Task instructions:
Isolate every line in the records below with "page" in it.

Dataset rows:
——

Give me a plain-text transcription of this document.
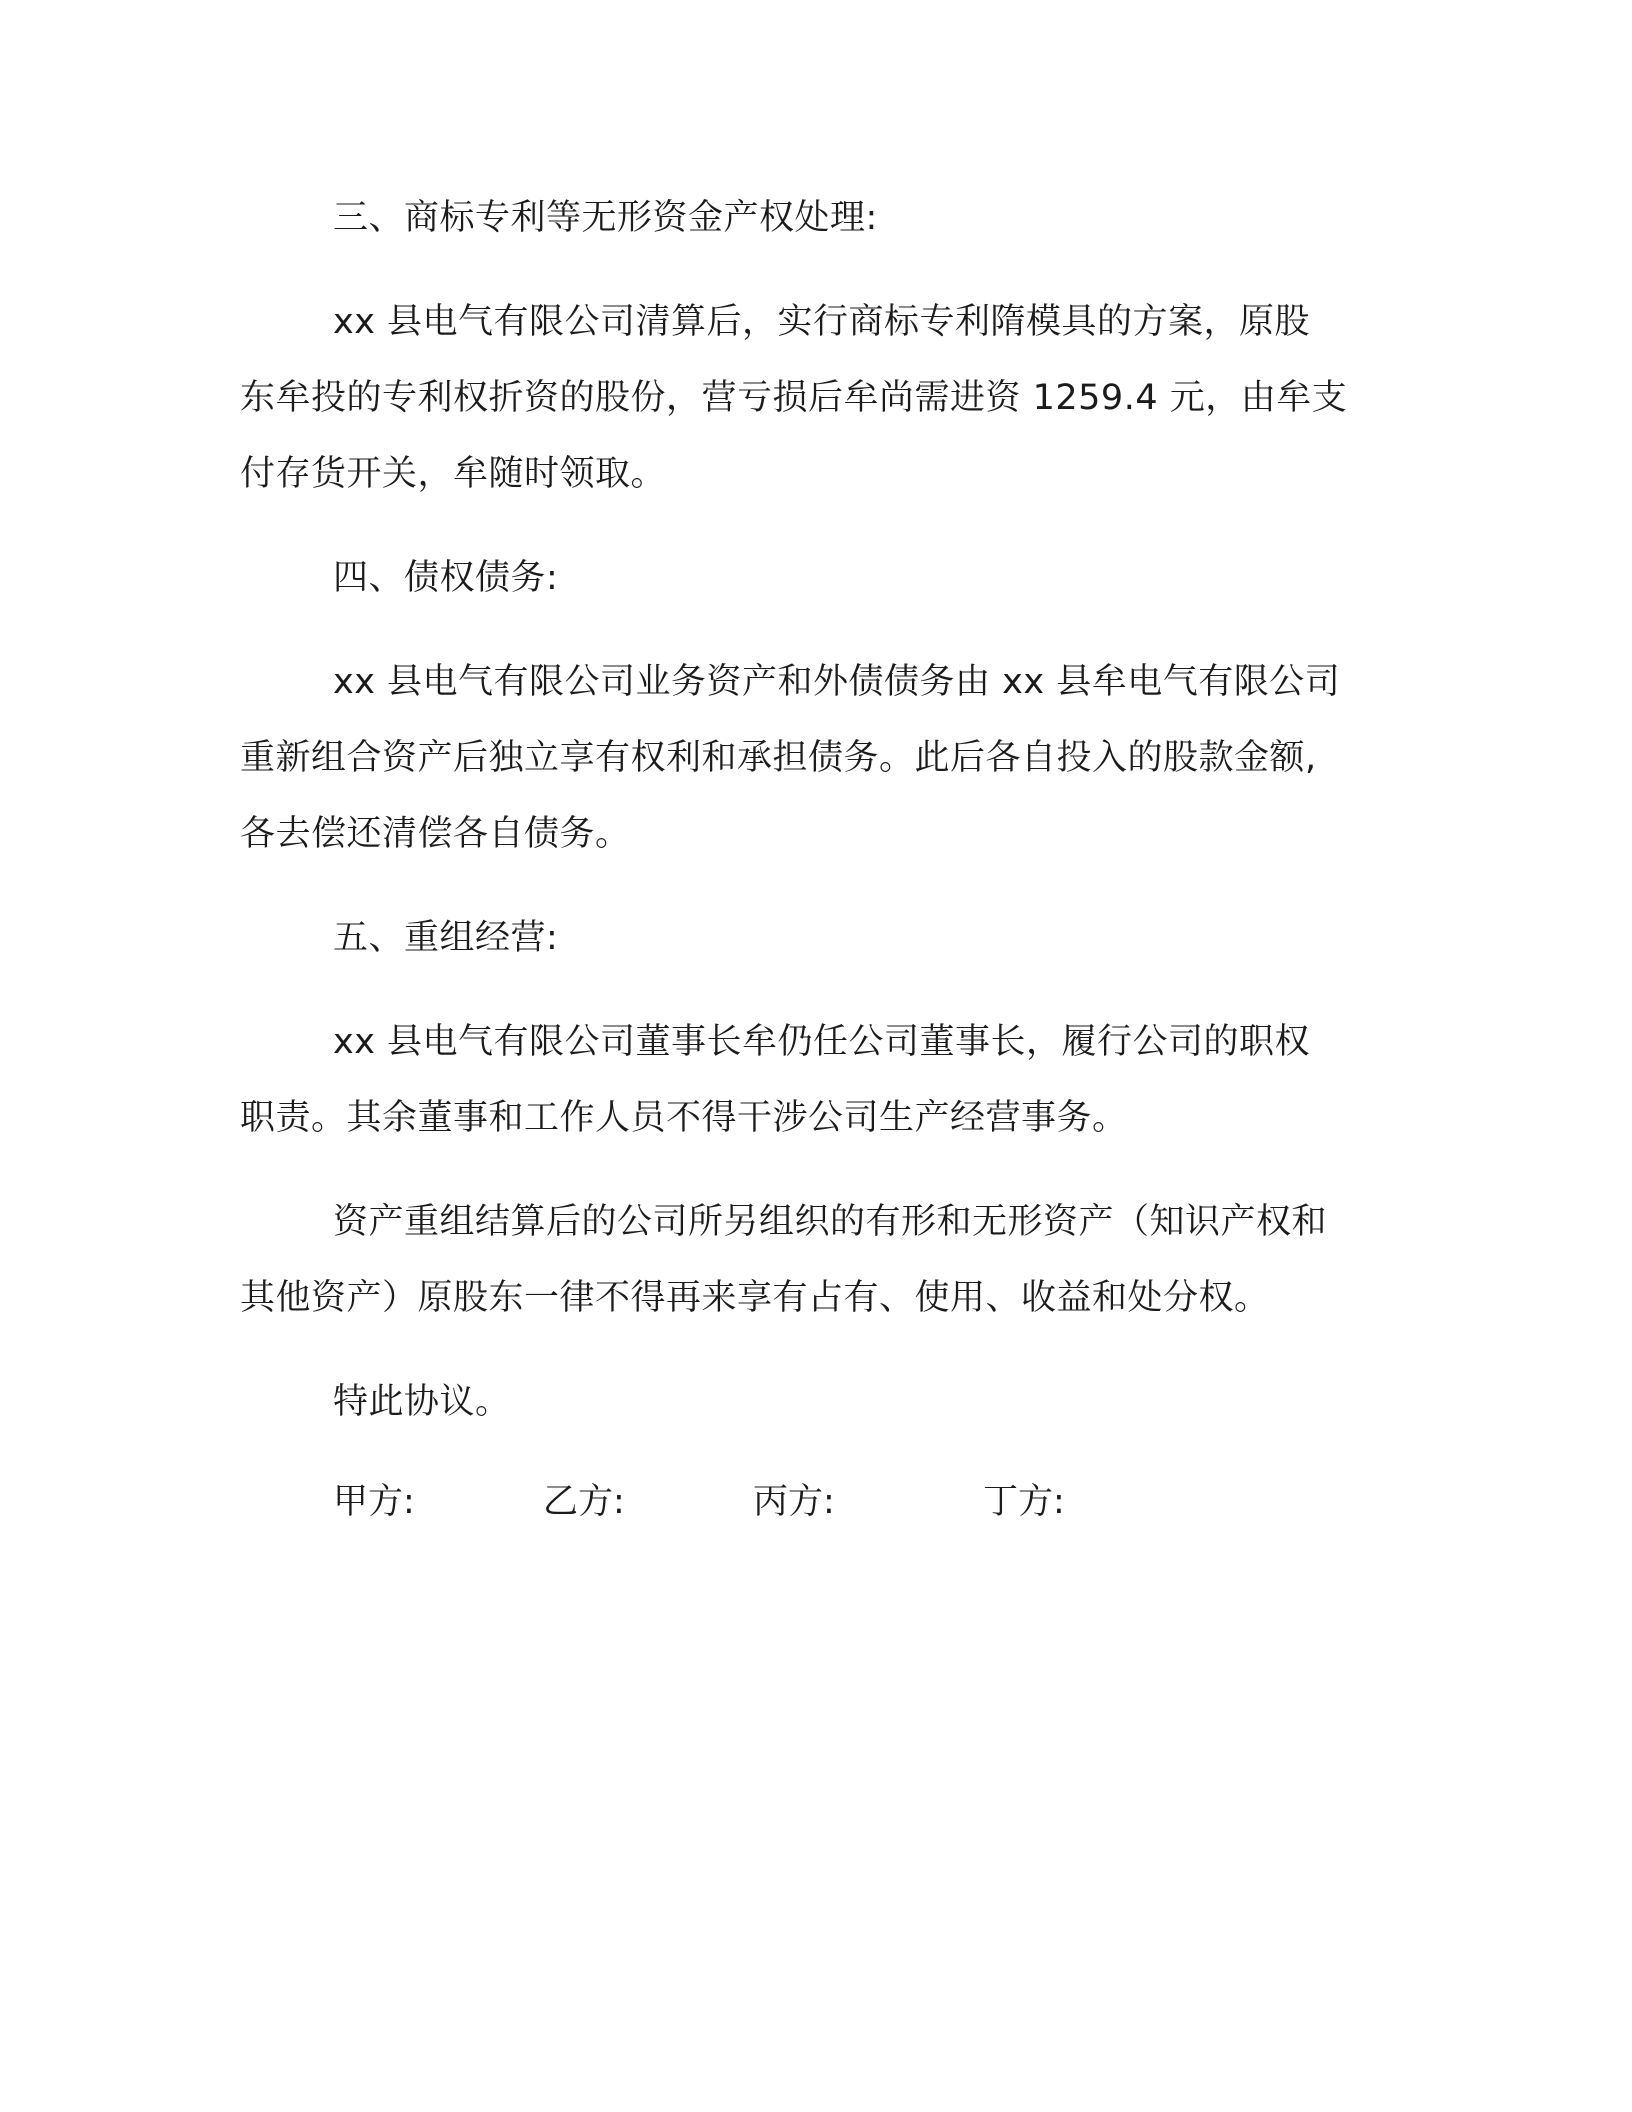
三、商标专利等无形资金产权处理:
xx 县电气有限公司清算后，实行商标专利隋模具的方案，原股
东牟投的专利权折资的股份，营亏损后牟尚需进资 1259.4 元，由牟支
付存货开关，牟随时领取。
四、债权债务:
xx 县电气有限公司业务资产和外债债务由 xx 县牟电气有限公司
重新组合资产后独立享有权利和承担债务。此后各自投入的股款金额,
各去偿还清偿各自债务。
五、重组经营:
xx 县电气有限公司董事长牟仍任公司董事长，履行公司的职权
职责。其余董事和工作人员不得干涉公司生产经营事务。
资产重组结算后的公司所另组织的有形和无形资产（知识产权和
其他资产）原股东一律不得再来享有占有、使用、收益和处分权。
特此协议。
甲方:	乙方:	丙方:	丁方:
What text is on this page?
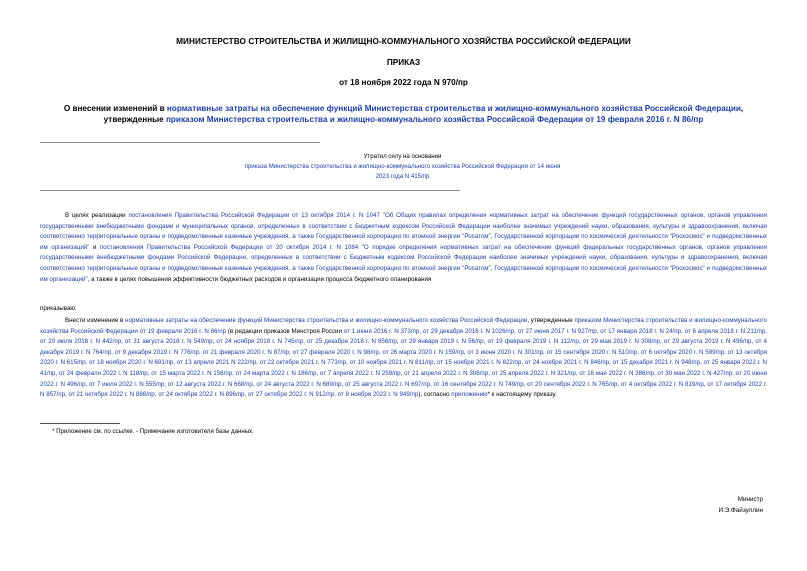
МИНИСТЕРСТВО СТРОИТЕЛЬСТВА И ЖИЛИЩНО-КОММУНАЛЬНОГО ХОЗЯЙСТВА РОССИЙСКОЙ ФЕДЕРАЦИИ
ПРИКАЗ
от 18 ноября 2022 года N 970/пр
О внесении изменений в нормативные затраты на обеспечение функций Министерства строительства и жилищно-коммунального хозяйства Российской Федерации, утвержденные приказом Министерства строительства и жилищно-коммунального хозяйства Российской Федерации от 19 февраля 2016 г. N 86/пр
Утратил силу на основании
приказа Министерства строительства и жилищно-коммунального хозяйства Российской Федерации от 14 июня 2023 года N 415/пр
В целях реализации постановления Правительства Российской Федерации от 13 октября 2014 г. N 1047 "Об Общих правилах определения нормативных затрат на обеспечение функций государственных органов, органов управления государственными внебюджетными фондами и муниципальных органов, определенных в соответствии с Бюджетным кодексом Российской Федерации наиболее значимых учреждений науки, образования, культуры и здравоохранения, включая соответственно территориальные органы и подведомственные казенные учреждения, а также Государственной корпорации по атомной энергии "Росатом", Государственной корпорации по космической деятельности "Роскосмос" и подведомственных им организаций" и постановления Правительства Российской Федерации от 20 октября 2014 г. N 1084 "О порядке определения нормативных затрат на обеспечение функций федеральных государственных органов, органов управления государственными внебюджетными фондами Российской Федерации, определенных в соответствии с Бюджетным кодексом Российской Федерации наиболее значимых учреждений науки, образования, культуры и здравоохранения, включая соответственно территориальные органы и подведомственные казенные учреждения, а также Государственной корпорации по атомной энергии "Росатом", Государственной корпорации по космической деятельности "Роскосмос" и подведомственных им организаций", а также в целях повышения эффективности бюджетных расходов и организации процесса бюджетного планирования
приказываю:
Внести изменение в нормативные затраты на обеспечение функций Министерства строительства и жилищно-коммунального хозяйства Российской Федерации, утвержденные приказом Министерства строительства и жилищно-коммунального хозяйства Российской Федерации от 19 февраля 2016 г. N 86/пр (в редакции приказов Минстроя России от 1 июня 2016 г. N 373/пр, от 29 декабря 2016 г. N 1026/пр, от 27 июня 2017 г. N 927/пр, от 17 января 2018 г. N 24/пр, от 6 апреля 2018 г. N 211/пр, от 20 июля 2018 г. N 442/пр, от 31 августа 2018 г. N 549/пр, от 24 ноября 2018 г. N 745/пр, от 25 декабря 2018 г. N 856/пр, от 29 января 2019 г. N 56/пр, от 19 февраля 2019 г. N 112/пр, от 29 мая 2019 г. N 308/пр, от 29 августа 2019 г. N 496/пр, от 4 декабря 2019 г. N 764/пр, от 9 декабря 2019 г. N 776/пр, от 21 февраля 2020 г. N 87/пр, от 27 февраля 2020 г. N 98/пр, от 26 марта 2020 г. N 159/пр, от 3 июня 2020 г. N 301/пр, от 15 сентября 2020 г. N 510/пр, от 6 октября 2020 г. N 589/пр, от 13 октября 2020 г. N 615/пр, от 18 ноября 2020 г. N 691/пр, от 13 апреля 2021 N 222/пр, от 22 октября 2021 г. N 773/пр, от 10 ноября 2021 г. N 811/пр, от 15 ноября 2021 г. N 822/пр, от 24 ноября 2021 г. N 846/пр, от 15 декабря 2021 г. N 948/пр, от 25 января 2022 г. N 41/пр, от 24 февраля 2022 г. N 118/пр, от 15 марта 2022 г. N 156/пр, от 24 марта 2022 г. N 186/пр, от 7 апреля 2022 г. N 259/пр, от 21 апреля 2022 г. N 306/пр, от 25 апреля 2022 г. N 321/пр, от 16 мая 2022 г. N 386/пр, от 30 мая 2022 г. N 427/пр, от 20 июня 2022 г. N 496/пр, от 7 июля 2022 г. N 555/пр, от 12 августа 2022 г. N 668/пр, от 24 августа 2022 г. N 689/пр, от 25 августа 2022 г. N 697/пр, от 16 сентября 2022 г. N 749/пр, от 20 сентября 2022 г. N 765/пр, от 4 октября 2022 г. N 819/пр, от 17 октября 2022 г. N 857/пр, от 21 октября 2022 г. N 886/пр, от 24 октября 2022 г. N 896/пр, от 27 октября 2022 г. N 912/пр, от 8 ноября 2022 г. N 949/пр), согласно приложению* к настоящему приказу.
* Приложение см. по ссылке. - Примечание изготовителя базы данных.
Министр
И.Э.Файзуллин
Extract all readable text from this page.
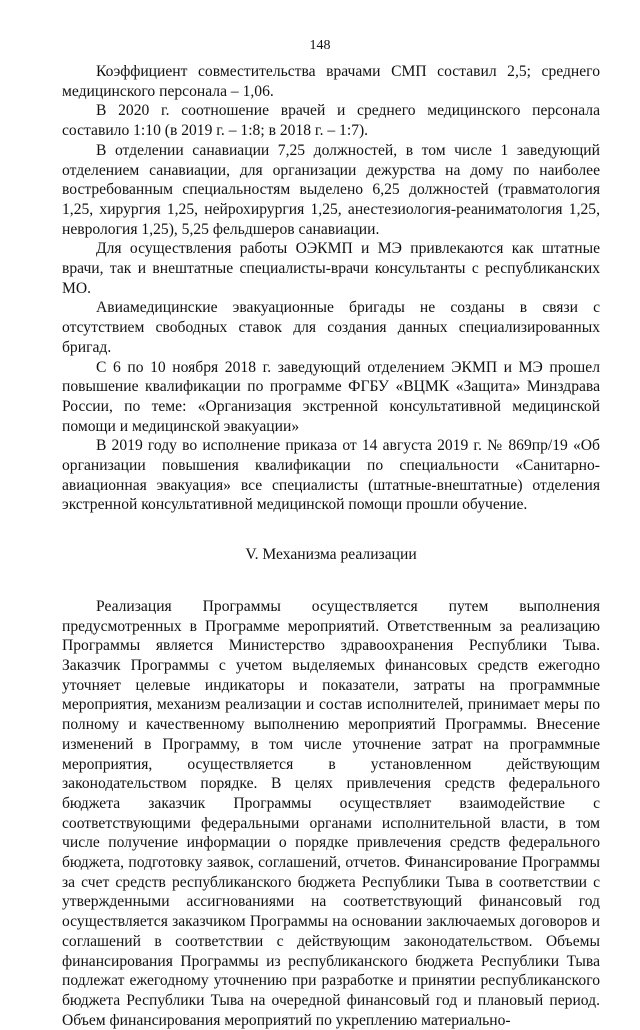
148

Коэффициент совместительства врачами СМП составил 2,5; среднего медицинского персонала – 1,06.

В 2020 г. соотношение врачей и среднего медицинского персонала составило 1:10 (в 2019 г. – 1:8; в 2018 г. – 1:7).

В отделении санавиации 7,25 должностей, в том числе 1 заведующий отделением санавиации, для организации дежурства на дому по наиболее востребованным специальностям выделено 6,25 должностей (травматология 1,25, хирургия 1,25, нейрохирургия 1,25, анестезиология-реаниматология 1,25, неврология 1,25), 5,25 фельдшеров санавиации.

Для осуществления работы ОЭКМП и МЭ привлекаются как штатные врачи, так и внештатные специалисты-врачи консультанты с республиканских МО.

Авиамедицинские эвакуационные бригады не созданы в связи с отсутствием свободных ставок для создания данных специализированных бригад.

С 6 по 10 ноября 2018 г. заведующий отделением ЭКМП и МЭ прошел повышение квалификации по программе ФГБУ «ВЦМК «Защита» Минздрава России, по теме: «Организация экстренной консультативной медицинской помощи и медицинской эвакуации»

В 2019 году во исполнение приказа от 14 августа 2019 г. № 869пр/19 «Об организации повышения квалификации по специальности «Санитарно-авиационная эвакуация» все специалисты (штатные-внештатные) отделения экстренной консультативной медицинской помощи прошли обучение.

V. Механизма реализации

Реализация Программы осуществляется путем выполнения предусмотренных в Программе мероприятий. Ответственным за реализацию Программы является Министерство здравоохранения Республики Тыва. Заказчик Программы с учетом выделяемых финансовых средств ежегодно уточняет целевые индикаторы и показатели, затраты на программные мероприятия, механизм реализации и состав исполнителей, принимает меры по полному и качественному выполнению мероприятий Программы. Внесение изменений в Программу, в том числе уточнение затрат на программные мероприятия, осуществляется в установленном действующим законодательством порядке. В целях привлечения средств федерального бюджета заказчик Программы осуществляет взаимодействие с соответствующими федеральными органами исполнительной власти, в том числе получение информации о порядке привлечения средств федерального бюджета, подготовку заявок, соглашений, отчетов. Финансирование Программы за счет средств республиканского бюджета Республики Тыва в соответствии с утвержденными ассигнованиями на соответствующий финансовый год осуществляется заказчиком Программы на основании заключаемых договоров и соглашений в соответствии с действующим законодательством. Объемы финансирования Программы из республиканского бюджета Республики Тыва подлежат ежегодному уточнению при разработке и принятии республиканского бюджета Республики Тыва на очередной финансовый год и плановый период. Объем финансирования мероприятий по укреплению материально-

——

Written response:
What text is on this page?
Extract all readable text from this page.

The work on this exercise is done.